▶ Work required: Select the lines that hold the word "achieve" and copy each one.

[Begin Raw records]

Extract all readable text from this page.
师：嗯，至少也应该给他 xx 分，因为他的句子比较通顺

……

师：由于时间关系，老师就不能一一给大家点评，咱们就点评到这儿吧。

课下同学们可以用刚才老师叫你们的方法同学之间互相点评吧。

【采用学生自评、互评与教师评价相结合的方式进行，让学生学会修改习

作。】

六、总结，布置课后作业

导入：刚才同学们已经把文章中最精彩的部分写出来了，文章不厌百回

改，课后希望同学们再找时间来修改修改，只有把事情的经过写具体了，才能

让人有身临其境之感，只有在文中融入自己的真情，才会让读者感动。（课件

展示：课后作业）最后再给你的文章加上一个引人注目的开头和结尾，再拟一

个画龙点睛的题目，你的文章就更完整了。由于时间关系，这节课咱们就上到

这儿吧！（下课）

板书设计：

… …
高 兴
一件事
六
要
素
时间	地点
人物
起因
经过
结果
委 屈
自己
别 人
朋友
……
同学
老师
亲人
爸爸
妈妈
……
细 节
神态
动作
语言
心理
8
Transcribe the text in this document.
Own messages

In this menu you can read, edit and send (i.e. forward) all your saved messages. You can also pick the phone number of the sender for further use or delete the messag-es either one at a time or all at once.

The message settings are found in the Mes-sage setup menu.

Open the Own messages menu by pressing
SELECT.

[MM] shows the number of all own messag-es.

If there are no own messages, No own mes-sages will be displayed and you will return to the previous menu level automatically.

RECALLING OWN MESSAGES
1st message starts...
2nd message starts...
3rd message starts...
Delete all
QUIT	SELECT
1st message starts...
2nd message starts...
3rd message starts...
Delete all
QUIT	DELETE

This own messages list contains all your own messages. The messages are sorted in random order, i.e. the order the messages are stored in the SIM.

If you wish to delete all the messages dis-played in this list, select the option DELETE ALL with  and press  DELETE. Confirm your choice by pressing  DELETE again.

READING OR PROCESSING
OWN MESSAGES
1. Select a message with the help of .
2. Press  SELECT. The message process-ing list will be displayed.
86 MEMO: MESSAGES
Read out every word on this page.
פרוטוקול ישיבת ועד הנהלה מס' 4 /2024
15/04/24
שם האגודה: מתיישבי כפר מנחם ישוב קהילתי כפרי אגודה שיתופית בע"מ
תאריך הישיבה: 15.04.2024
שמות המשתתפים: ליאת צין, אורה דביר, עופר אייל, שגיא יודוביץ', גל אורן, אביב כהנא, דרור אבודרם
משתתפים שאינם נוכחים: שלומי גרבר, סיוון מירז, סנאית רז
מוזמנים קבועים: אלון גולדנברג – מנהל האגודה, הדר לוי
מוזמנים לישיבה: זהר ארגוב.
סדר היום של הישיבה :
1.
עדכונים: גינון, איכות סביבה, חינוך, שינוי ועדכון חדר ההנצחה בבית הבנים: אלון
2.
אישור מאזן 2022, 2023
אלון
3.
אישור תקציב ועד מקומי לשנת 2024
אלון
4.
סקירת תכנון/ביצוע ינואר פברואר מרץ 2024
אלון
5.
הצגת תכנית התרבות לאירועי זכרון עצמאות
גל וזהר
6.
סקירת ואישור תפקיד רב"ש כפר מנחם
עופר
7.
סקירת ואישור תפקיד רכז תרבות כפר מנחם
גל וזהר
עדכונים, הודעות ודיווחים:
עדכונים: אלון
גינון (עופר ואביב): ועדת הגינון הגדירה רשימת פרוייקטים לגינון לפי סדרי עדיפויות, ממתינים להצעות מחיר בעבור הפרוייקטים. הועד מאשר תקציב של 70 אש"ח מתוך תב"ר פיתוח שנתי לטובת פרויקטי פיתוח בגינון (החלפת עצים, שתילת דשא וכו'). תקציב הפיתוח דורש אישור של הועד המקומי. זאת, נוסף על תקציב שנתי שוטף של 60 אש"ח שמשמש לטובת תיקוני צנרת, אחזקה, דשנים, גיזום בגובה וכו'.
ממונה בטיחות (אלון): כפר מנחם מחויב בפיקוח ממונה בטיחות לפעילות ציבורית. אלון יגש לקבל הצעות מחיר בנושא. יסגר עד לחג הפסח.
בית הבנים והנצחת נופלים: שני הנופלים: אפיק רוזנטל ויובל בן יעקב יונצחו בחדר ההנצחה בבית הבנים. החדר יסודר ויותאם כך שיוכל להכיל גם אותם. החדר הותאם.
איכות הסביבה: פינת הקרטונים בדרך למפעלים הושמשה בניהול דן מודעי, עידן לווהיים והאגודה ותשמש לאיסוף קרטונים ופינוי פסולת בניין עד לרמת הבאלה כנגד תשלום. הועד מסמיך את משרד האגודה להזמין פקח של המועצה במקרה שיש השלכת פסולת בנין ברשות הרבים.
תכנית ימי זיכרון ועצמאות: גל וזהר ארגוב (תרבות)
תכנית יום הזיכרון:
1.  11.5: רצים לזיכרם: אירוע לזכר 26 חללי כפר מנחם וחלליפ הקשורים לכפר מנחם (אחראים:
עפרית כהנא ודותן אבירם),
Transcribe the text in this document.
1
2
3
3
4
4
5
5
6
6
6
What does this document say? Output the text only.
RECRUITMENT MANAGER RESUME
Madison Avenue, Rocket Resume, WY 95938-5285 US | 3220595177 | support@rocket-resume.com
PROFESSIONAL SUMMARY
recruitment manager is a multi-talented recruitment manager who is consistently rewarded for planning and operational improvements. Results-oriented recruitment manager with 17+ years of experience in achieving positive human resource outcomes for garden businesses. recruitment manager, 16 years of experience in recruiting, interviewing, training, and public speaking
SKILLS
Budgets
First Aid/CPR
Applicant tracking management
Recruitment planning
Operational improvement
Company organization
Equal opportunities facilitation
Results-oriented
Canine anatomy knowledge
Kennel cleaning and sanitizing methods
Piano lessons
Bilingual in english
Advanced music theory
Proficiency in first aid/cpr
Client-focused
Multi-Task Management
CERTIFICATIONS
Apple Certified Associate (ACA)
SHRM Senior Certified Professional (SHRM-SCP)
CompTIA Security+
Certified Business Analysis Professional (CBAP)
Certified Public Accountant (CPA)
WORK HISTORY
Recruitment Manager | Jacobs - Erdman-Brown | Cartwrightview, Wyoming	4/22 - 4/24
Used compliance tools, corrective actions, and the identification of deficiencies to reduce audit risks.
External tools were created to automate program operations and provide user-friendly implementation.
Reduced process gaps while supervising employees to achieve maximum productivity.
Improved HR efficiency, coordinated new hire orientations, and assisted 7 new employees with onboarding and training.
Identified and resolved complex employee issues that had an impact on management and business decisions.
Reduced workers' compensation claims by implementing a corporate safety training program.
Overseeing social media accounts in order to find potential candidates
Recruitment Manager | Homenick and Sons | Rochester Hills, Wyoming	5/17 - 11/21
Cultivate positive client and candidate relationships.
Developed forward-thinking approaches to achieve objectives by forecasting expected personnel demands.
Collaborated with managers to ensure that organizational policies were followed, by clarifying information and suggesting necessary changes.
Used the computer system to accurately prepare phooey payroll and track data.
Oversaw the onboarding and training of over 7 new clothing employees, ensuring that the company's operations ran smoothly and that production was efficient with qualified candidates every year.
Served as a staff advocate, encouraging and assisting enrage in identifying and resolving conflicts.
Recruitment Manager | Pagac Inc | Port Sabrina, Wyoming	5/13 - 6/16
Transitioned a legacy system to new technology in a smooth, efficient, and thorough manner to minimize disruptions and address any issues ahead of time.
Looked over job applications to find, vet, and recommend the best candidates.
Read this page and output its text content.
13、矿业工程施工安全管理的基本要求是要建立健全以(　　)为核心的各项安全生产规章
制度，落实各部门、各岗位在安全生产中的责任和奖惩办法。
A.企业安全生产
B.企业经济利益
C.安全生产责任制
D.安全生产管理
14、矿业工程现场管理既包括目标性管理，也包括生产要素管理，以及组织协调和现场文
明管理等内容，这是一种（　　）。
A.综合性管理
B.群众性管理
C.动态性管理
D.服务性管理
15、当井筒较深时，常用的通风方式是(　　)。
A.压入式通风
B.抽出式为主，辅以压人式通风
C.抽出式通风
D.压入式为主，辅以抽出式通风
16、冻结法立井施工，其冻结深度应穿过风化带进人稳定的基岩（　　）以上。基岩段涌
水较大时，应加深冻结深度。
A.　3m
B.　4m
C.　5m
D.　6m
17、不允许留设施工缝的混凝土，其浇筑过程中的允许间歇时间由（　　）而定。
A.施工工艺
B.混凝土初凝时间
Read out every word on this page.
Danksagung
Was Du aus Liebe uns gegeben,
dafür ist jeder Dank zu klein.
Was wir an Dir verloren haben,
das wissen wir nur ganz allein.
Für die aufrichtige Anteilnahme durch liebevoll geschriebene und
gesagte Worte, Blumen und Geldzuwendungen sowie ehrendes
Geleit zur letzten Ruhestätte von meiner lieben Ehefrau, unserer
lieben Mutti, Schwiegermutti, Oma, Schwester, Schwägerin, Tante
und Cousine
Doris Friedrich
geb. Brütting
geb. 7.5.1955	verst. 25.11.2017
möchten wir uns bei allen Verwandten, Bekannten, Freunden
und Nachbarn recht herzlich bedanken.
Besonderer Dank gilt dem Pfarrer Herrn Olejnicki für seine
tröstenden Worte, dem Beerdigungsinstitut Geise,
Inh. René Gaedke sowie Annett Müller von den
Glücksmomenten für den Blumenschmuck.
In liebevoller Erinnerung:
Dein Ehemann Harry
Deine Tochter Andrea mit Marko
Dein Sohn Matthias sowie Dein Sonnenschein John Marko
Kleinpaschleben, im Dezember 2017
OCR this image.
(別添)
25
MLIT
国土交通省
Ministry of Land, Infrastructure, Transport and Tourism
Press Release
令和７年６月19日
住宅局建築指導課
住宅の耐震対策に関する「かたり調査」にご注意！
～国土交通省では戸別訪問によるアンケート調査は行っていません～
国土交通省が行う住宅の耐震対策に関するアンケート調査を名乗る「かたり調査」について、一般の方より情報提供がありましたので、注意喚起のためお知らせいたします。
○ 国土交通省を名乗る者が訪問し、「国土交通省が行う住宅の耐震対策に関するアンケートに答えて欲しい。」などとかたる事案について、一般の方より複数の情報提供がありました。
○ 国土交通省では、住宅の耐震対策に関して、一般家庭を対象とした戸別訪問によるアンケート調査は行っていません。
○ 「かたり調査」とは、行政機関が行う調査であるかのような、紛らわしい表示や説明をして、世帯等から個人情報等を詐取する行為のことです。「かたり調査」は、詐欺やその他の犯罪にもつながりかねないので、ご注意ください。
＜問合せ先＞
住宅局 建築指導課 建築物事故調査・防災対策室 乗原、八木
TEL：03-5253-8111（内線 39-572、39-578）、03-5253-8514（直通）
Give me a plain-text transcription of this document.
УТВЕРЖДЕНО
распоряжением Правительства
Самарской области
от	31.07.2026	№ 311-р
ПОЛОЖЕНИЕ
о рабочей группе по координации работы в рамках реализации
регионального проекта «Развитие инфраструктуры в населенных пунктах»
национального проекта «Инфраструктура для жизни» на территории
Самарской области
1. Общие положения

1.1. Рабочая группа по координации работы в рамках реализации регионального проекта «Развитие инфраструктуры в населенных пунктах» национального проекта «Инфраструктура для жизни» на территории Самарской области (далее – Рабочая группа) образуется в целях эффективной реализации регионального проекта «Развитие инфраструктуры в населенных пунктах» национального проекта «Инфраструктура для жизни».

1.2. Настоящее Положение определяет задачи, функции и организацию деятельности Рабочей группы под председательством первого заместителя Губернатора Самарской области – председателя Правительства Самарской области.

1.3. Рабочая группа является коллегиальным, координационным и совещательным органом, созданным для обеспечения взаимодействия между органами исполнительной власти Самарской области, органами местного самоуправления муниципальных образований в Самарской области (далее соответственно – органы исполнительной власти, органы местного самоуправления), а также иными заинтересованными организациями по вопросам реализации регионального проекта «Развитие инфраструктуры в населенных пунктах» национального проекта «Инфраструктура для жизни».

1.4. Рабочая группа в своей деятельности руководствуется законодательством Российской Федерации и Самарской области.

[End Raw records]

▶ Full response:
Reduced process gaps while supervising employees to achieve maximum productivity.
Developed forward-thinking approaches to achieve objectives by forecasting expected personnel demands.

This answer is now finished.